▸ Description of the task: From the records below, copy each line that has the word "pédiluve" in it.

┌─ Entries shown

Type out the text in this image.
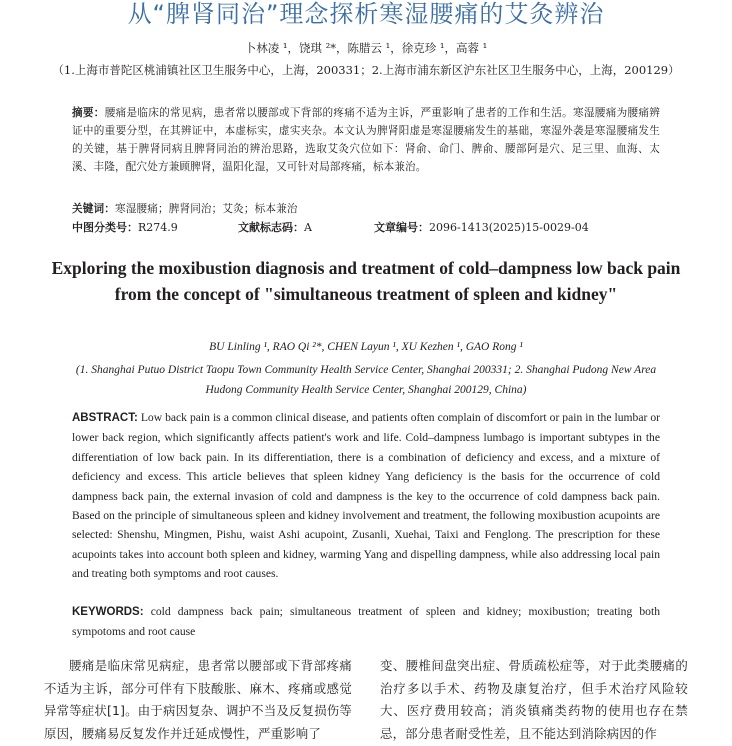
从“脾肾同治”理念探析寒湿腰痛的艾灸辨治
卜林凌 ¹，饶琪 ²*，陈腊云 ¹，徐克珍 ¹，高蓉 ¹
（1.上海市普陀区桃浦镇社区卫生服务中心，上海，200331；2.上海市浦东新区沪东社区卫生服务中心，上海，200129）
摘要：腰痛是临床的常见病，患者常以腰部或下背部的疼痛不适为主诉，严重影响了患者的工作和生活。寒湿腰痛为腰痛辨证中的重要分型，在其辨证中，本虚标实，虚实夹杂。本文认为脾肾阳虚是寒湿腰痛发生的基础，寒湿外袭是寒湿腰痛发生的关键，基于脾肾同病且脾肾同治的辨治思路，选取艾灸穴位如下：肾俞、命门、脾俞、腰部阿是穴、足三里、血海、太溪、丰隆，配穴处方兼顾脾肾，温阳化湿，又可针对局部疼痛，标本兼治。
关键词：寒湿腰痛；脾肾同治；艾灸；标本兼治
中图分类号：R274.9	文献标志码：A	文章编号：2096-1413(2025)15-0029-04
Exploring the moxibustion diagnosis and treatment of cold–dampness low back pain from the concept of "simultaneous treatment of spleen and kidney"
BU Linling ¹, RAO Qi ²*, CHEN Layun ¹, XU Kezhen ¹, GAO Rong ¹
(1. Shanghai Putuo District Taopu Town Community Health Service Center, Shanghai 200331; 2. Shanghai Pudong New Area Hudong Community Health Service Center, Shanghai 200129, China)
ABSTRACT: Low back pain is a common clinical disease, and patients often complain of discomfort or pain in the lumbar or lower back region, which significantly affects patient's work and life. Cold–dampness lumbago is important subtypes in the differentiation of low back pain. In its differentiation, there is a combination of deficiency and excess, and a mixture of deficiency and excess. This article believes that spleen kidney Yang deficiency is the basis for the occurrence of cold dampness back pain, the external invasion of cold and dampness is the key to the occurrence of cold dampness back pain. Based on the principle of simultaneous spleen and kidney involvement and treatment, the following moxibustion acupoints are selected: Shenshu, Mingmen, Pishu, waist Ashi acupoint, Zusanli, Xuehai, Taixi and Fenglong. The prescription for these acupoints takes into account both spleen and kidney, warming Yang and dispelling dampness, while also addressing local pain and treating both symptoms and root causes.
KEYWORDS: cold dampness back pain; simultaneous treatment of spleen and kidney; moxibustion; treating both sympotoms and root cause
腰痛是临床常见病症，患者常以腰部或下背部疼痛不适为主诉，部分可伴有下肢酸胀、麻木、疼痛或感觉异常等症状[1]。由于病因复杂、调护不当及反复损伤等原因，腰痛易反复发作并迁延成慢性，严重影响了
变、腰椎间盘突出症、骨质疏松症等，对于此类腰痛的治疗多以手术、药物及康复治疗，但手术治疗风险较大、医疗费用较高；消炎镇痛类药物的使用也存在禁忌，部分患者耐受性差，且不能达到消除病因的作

└─
┌─ Entries shown

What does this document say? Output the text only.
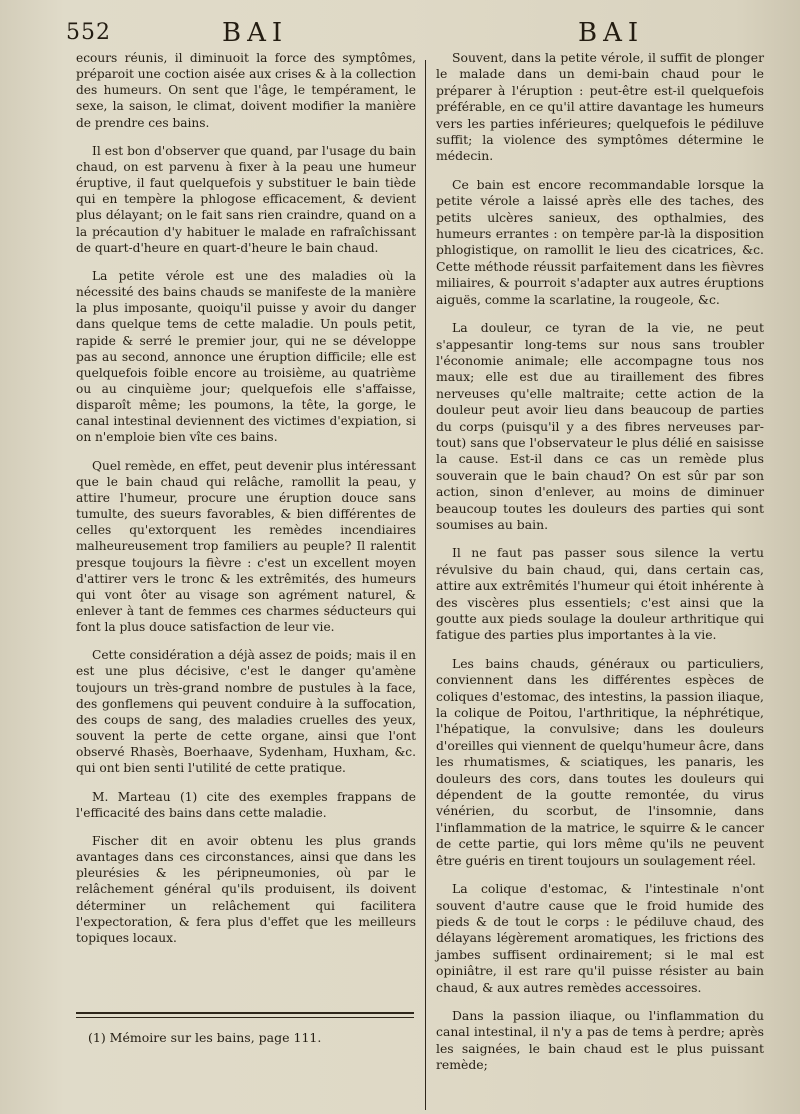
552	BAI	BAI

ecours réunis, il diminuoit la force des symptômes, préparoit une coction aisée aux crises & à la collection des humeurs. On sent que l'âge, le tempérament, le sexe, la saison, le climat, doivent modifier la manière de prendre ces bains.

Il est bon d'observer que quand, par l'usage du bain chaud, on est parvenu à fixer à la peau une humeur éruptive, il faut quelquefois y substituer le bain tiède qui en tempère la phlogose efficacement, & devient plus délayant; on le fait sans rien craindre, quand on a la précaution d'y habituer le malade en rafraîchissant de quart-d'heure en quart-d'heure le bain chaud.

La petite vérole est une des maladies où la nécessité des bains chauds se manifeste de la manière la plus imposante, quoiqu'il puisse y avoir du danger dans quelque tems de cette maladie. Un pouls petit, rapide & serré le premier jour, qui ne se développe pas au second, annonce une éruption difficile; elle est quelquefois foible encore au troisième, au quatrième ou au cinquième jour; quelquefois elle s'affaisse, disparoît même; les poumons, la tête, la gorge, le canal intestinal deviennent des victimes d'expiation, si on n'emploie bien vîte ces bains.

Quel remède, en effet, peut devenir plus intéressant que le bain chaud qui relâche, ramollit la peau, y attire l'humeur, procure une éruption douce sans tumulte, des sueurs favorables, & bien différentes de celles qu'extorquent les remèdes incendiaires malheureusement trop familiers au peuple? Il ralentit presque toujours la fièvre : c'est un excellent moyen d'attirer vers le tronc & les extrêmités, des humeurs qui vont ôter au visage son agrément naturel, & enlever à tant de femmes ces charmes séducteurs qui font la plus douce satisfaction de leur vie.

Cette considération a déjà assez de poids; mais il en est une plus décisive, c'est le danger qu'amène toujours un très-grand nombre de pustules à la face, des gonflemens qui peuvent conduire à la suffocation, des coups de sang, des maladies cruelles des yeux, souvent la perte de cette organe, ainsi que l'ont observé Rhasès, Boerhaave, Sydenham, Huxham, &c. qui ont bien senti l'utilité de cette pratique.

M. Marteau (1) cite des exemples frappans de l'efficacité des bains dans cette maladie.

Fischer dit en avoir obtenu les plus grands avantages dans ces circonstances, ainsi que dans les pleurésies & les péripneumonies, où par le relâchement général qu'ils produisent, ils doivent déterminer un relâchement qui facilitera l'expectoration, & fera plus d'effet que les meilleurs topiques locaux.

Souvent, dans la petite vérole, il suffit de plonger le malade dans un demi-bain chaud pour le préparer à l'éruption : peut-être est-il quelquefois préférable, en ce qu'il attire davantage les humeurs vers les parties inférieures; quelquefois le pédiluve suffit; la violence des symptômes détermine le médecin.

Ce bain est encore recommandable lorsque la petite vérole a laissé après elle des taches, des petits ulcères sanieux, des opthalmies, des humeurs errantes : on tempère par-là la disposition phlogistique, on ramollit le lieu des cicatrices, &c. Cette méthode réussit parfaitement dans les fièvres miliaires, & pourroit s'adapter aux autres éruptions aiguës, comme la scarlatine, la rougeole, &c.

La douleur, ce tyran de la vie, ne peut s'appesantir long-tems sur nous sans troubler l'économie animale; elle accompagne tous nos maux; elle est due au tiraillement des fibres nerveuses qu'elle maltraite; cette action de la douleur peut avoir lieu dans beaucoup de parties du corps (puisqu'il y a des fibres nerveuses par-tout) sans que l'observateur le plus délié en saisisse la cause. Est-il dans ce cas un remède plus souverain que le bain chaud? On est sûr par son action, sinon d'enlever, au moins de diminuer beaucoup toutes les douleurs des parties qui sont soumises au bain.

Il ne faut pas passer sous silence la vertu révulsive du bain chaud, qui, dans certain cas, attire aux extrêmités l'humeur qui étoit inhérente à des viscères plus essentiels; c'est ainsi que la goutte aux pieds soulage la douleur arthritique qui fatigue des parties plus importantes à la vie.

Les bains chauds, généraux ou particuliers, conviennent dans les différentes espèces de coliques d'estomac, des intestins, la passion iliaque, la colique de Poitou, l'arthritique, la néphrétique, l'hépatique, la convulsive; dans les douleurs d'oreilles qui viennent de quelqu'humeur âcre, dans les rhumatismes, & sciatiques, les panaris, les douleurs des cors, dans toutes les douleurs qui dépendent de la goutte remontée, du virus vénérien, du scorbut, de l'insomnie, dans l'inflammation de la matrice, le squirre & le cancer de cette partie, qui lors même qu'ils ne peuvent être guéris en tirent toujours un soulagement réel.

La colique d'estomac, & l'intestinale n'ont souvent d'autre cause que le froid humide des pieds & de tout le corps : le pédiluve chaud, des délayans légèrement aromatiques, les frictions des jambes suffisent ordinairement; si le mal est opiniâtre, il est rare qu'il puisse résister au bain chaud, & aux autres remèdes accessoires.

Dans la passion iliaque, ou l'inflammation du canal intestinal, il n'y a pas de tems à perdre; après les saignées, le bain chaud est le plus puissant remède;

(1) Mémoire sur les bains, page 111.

└─

▸ Output for this exercise:
Souvent, dans la petite vérole, il suffit de plonger le malade dans un demi-bain chaud pour le préparer à l'éruption : peut-être est-il quelquefois préférable, en ce qu'il attire davantage les humeurs vers les parties inférieures; quelquefois le pédiluve suffit; la violence des symptômes détermine le médecin.
La colique d'estomac, & l'intestinale n'ont souvent d'autre cause que le froid humide des pieds & de tout le corps : le pédiluve chaud, des délayans légèrement aromatiques, les frictions des jambes suffisent ordinairement; si le mal est opiniâtre, il est rare qu'il puisse résister au bain chaud, & aux autres remèdes accessoires.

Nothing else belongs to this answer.